=== Data supplied ===
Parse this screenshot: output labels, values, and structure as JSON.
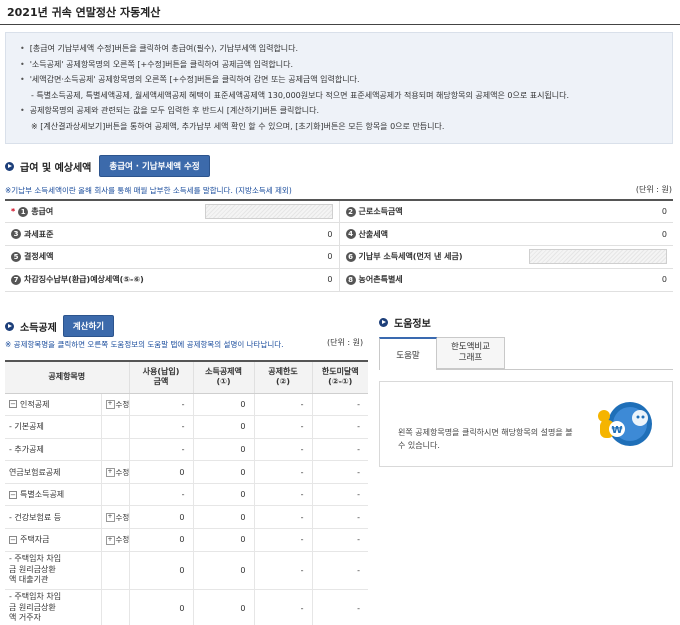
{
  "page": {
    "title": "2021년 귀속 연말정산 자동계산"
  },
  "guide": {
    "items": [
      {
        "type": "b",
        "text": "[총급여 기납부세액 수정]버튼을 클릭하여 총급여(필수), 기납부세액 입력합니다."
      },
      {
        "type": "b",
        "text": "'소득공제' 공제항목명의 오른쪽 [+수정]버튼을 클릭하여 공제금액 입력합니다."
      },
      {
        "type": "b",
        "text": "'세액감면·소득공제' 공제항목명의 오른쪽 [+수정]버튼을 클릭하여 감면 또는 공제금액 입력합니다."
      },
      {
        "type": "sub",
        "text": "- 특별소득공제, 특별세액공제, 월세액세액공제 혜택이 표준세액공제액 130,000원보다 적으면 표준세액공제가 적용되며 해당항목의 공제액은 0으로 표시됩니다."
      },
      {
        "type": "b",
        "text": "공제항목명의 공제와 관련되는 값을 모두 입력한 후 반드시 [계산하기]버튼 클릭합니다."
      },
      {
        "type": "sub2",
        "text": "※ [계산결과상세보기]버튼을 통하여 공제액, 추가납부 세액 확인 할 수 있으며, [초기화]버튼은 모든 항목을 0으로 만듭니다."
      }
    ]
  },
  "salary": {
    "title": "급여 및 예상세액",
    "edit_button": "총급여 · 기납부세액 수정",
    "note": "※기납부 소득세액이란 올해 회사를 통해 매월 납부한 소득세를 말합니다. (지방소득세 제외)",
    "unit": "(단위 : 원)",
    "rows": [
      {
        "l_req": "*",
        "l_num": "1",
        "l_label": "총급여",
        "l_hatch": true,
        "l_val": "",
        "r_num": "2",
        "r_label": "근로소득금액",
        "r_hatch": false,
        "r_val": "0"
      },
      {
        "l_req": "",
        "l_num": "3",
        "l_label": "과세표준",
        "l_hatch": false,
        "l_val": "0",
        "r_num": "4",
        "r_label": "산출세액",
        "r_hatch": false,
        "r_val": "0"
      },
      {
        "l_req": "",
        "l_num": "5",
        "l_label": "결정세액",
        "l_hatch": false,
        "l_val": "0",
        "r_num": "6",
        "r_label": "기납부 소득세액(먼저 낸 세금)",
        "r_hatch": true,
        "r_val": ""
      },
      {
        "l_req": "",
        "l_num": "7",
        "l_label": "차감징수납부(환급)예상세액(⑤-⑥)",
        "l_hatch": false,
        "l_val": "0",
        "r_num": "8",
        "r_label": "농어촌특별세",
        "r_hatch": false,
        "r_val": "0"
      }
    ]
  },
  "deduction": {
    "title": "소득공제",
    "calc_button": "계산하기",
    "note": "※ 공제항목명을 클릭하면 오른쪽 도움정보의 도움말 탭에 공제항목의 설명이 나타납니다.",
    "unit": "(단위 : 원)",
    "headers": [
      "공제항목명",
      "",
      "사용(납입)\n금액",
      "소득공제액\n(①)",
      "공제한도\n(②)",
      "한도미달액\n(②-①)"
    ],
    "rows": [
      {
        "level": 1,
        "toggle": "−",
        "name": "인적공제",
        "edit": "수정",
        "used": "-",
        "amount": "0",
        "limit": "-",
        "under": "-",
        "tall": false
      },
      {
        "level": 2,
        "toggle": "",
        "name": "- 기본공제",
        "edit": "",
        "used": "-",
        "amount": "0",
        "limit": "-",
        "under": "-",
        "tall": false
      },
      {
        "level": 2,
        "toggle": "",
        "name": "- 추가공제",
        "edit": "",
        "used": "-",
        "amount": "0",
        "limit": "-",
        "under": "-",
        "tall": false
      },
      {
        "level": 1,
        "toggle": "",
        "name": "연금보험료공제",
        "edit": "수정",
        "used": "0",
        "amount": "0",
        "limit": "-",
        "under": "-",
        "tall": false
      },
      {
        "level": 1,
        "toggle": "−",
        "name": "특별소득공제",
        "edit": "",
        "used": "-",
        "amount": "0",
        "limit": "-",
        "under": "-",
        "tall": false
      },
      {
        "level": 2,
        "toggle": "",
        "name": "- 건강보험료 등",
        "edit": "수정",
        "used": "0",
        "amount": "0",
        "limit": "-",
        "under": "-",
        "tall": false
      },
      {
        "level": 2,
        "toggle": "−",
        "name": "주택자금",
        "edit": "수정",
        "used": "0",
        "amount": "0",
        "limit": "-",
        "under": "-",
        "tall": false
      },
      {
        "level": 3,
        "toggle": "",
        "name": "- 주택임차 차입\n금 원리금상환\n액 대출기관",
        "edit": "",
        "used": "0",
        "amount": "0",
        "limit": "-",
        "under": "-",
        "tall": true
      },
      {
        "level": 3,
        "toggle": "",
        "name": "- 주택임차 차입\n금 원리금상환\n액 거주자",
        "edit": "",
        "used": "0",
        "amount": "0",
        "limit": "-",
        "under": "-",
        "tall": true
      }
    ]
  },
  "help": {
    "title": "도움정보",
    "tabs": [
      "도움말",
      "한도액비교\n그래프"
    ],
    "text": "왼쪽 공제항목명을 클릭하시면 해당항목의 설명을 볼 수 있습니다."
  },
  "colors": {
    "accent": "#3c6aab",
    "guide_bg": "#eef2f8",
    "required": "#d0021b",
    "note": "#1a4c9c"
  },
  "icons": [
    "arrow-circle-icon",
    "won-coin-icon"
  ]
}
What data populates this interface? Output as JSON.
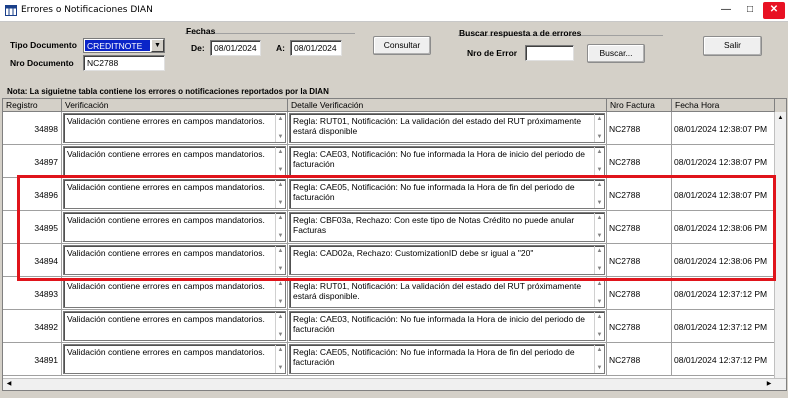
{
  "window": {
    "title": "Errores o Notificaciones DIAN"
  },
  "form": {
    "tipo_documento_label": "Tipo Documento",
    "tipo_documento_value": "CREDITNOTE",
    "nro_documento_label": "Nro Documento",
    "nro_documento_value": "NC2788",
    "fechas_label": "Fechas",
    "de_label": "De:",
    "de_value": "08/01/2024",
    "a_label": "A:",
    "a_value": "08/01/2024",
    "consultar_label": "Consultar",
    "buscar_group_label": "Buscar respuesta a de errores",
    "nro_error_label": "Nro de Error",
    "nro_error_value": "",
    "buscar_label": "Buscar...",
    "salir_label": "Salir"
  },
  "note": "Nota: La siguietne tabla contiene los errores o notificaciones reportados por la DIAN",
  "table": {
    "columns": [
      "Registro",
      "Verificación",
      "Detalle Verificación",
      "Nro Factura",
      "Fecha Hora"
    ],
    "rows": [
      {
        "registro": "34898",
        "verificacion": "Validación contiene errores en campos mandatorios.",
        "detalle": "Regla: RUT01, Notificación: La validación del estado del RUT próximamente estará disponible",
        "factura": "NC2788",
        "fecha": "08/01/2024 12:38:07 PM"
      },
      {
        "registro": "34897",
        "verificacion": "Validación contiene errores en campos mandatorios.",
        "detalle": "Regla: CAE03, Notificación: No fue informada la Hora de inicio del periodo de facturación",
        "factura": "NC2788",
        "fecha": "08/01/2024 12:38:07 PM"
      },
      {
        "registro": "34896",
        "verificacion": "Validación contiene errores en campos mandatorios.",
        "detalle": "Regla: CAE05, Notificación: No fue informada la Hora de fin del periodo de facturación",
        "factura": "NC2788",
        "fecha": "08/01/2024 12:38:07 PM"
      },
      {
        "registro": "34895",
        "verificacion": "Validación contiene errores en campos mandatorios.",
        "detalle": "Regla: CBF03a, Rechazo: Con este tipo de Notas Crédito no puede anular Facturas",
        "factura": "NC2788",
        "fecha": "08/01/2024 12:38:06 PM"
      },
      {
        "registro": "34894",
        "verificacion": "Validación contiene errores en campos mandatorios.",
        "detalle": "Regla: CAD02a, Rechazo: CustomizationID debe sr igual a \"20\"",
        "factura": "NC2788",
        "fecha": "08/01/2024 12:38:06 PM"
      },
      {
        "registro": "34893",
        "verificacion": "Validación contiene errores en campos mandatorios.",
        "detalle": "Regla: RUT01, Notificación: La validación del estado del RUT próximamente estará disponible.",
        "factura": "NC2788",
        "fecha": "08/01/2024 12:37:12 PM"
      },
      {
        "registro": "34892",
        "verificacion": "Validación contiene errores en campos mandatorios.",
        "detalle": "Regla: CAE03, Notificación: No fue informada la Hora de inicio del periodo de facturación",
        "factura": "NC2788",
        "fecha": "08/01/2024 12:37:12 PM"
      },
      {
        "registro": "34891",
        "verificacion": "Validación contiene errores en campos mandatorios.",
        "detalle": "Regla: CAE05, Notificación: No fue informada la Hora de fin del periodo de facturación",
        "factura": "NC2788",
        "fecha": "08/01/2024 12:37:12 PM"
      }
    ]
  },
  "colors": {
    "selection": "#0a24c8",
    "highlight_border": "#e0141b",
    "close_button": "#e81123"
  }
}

=== Instruction ===
Show every line where the string "특별소득공제" appears.

=== Task result ===
        "text": "- 특별소득공제, 특별세액공제, 월세액세액공제 혜택이 표준세액공제액 130,000원보다 적으면 표준세액공제가 적용되며 해당항목의 공제액은 0으로 표시됩니다."
        "name": "특별소득공제",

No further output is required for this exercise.